▶ **What is asked**:
Search the data for the string "freewalk" and extract every line where it appears.

Stored data:
+ + + + + + +
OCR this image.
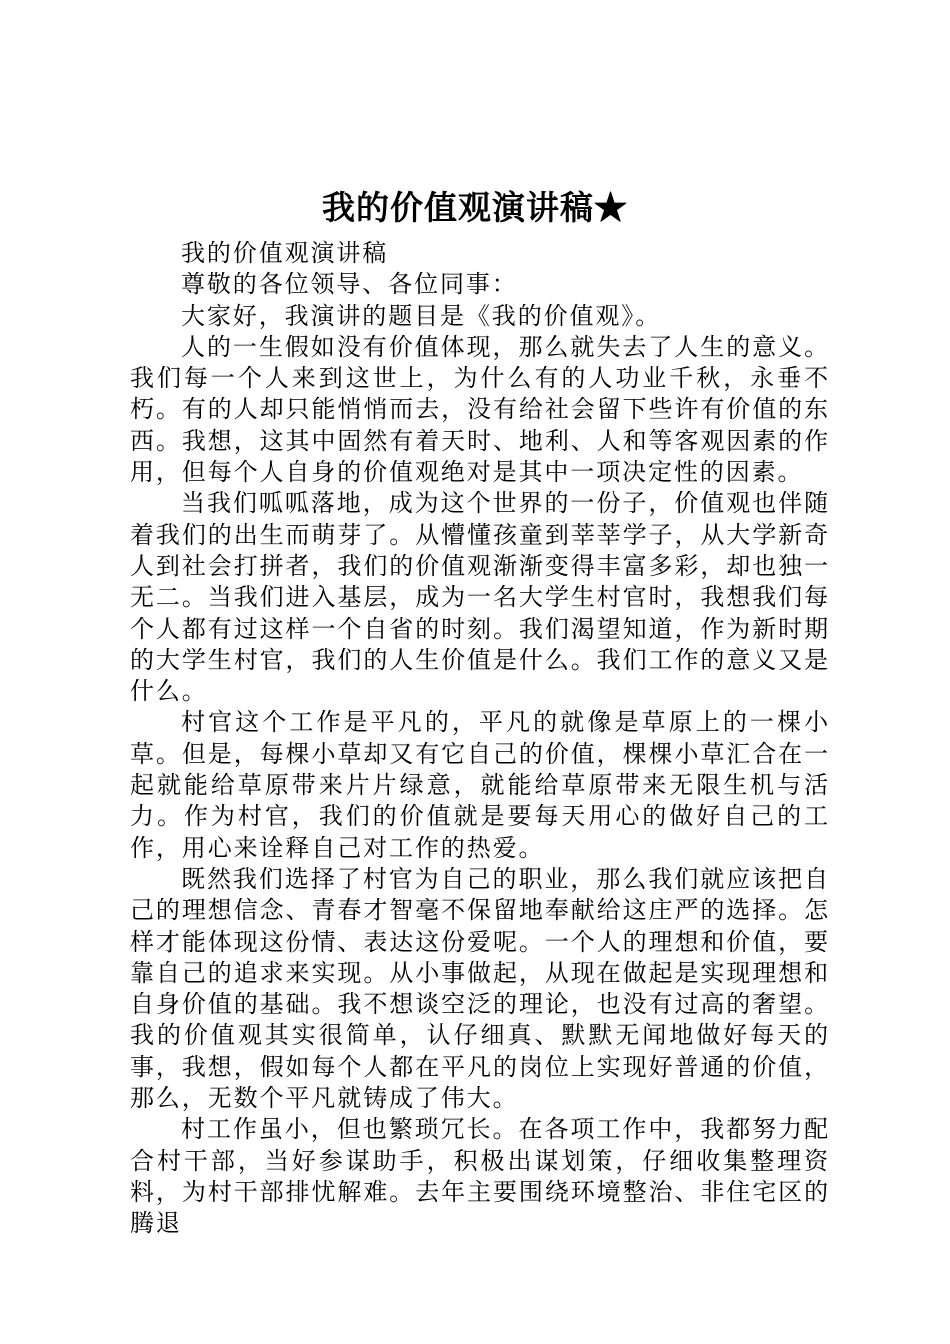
我的价值观演讲稿★

我的价值观演讲稿

尊敬的各位领导、各位同事：

大家好，我演讲的题目是《我的价值观》。

人的一生假如没有价值体现，那么就失去了人生的意义。我们每一个人来到这世上，为什么有的人功业千秋，永垂不朽。有的人却只能悄悄而去，没有给社会留下些许有价值的东西。我想，这其中固然有着天时、地利、人和等客观因素的作用，但每个人自身的价值观绝对是其中一项决定性的因素。

当我们呱呱落地，成为这个世界的一份子，价值观也伴随着我们的出生而萌芽了。从懵懂孩童到莘莘学子，从大学新奇人到社会打拼者，我们的价值观渐渐变得丰富多彩，却也独一无二。当我们进入基层，成为一名大学生村官时，我想我们每个人都有过这样一个自省的时刻。我们渴望知道，作为新时期的大学生村官，我们的人生价值是什么。我们工作的意义又是什么。

村官这个工作是平凡的，平凡的就像是草原上的一棵小草。但是，每棵小草却又有它自己的价值，棵棵小草汇合在一起就能给草原带来片片绿意，就能给草原带来无限生机与活力。作为村官，我们的价值就是要每天用心的做好自己的工作，用心来诠释自己对工作的热爱。

既然我们选择了村官为自己的职业，那么我们就应该把自己的理想信念、青春才智毫不保留地奉献给这庄严的选择。怎样才能体现这份情、表达这份爱呢。一个人的理想和价值，要靠自己的追求来实现。从小事做起，从现在做起是实现理想和自身价值的基础。我不想谈空泛的理论，也没有过高的奢望。我的价值观其实很简单，认仔细真、默默无闻地做好每天的事，我想，假如每个人都在平凡的岗位上实现好普通的价值，那么，无数个平凡就铸成了伟大。

村工作虽小，但也繁琐冗长。在各项工作中，我都努力配合村干部，当好参谋助手，积极出谋划策，仔细收集整理资料，为村干部排忧解难。去年主要围绕环境整治、非住宅区的腾退
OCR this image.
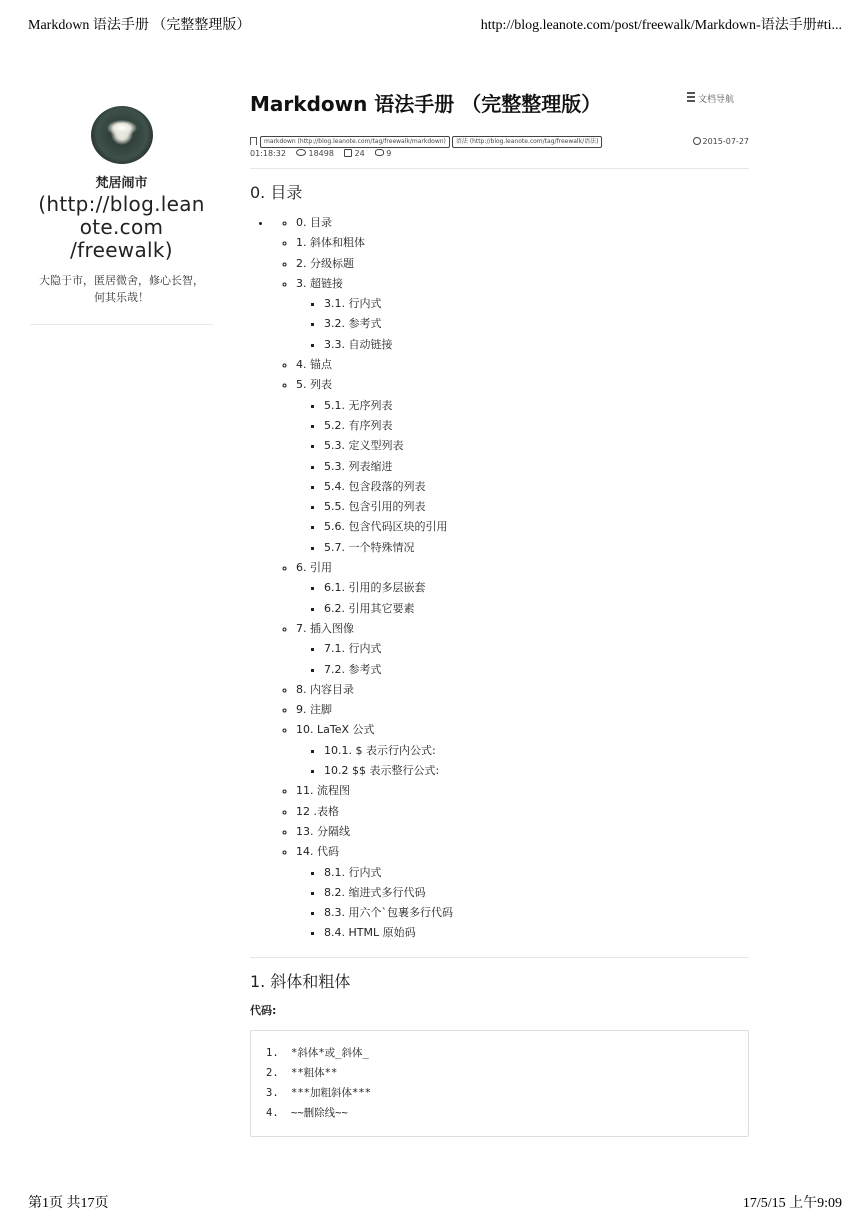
Markdown 语法手册 （完整整理版）	http://blog.leanote.com/post/freewalk/Markdown-语法手册#ti...
梵居闹市
(http://blog.lean
ote.com
/freewalk)
大隐于市，匿居微舍，修心长智，
何其乐哉！
文档导航
Markdown 语法手册 （完整整理版）
markdown (http://blog.leanote.com/tag/freewalk/markdown) 语法 (http://blog.leanote.com/tag/freewalk/语法)	2015-07-27
01:18:32	18498	24	9
0. 目录
◦ • 0. 目录
◦ 1. 斜体和粗体
◦ 2. 分级标题
◦ 3. 超链接
▪ 3.1. 行内式
▪ 3.2. 参考式
▪ 3.3. 自动链接
◦ 4. 锚点
◦ 5. 列表
▪ 5.1. 无序列表
▪ 5.2. 有序列表
▪ 5.3. 定义型列表
▪ 5.3. 列表缩进
▪ 5.4. 包含段落的列表
▪ 5.5. 包含引用的列表
▪ 5.6. 包含代码区块的引用
▪ 5.7. 一个特殊情况
◦ 6. 引用
▪ 6.1. 引用的多层嵌套
▪ 6.2. 引用其它要素
◦ 7. 插入图像
▪ 7.1. 行内式
▪ 7.2. 参考式
◦ 8. 内容目录
◦ 9. 注脚
◦ 10. LaTeX 公式
▪ 10.1. $ 表示行内公式:
▪ 10.2 $$ 表示整行公式:
◦ 11. 流程图
◦ 12 .表格
◦ 13. 分隔线
◦ 14. 代码
▪ 8.1. 行内式
▪ 8.2. 缩进式多行代码
▪ 8.3. 用六个`包裹多行代码
▪ 8.4. HTML 原始码
1. 斜体和粗体
代码:
1. *斜体*或_斜体_
2. **粗体**
3. ***加粗斜体***
4. ~~删除线~~
第1页 共17页	17/5/15 上午9:09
+ + + + + + +
▶ **Worked solution**:
Markdown 语法手册 （完整整理版）	http://blog.leanote.com/post/freewalk/Markdown-语法手册#ti...
/freewalk)
markdown (http://blog.leanote.com/tag/freewalk/markdown) 语法 (http://blog.leanote.com/tag/freewalk/语法)	2015-07-27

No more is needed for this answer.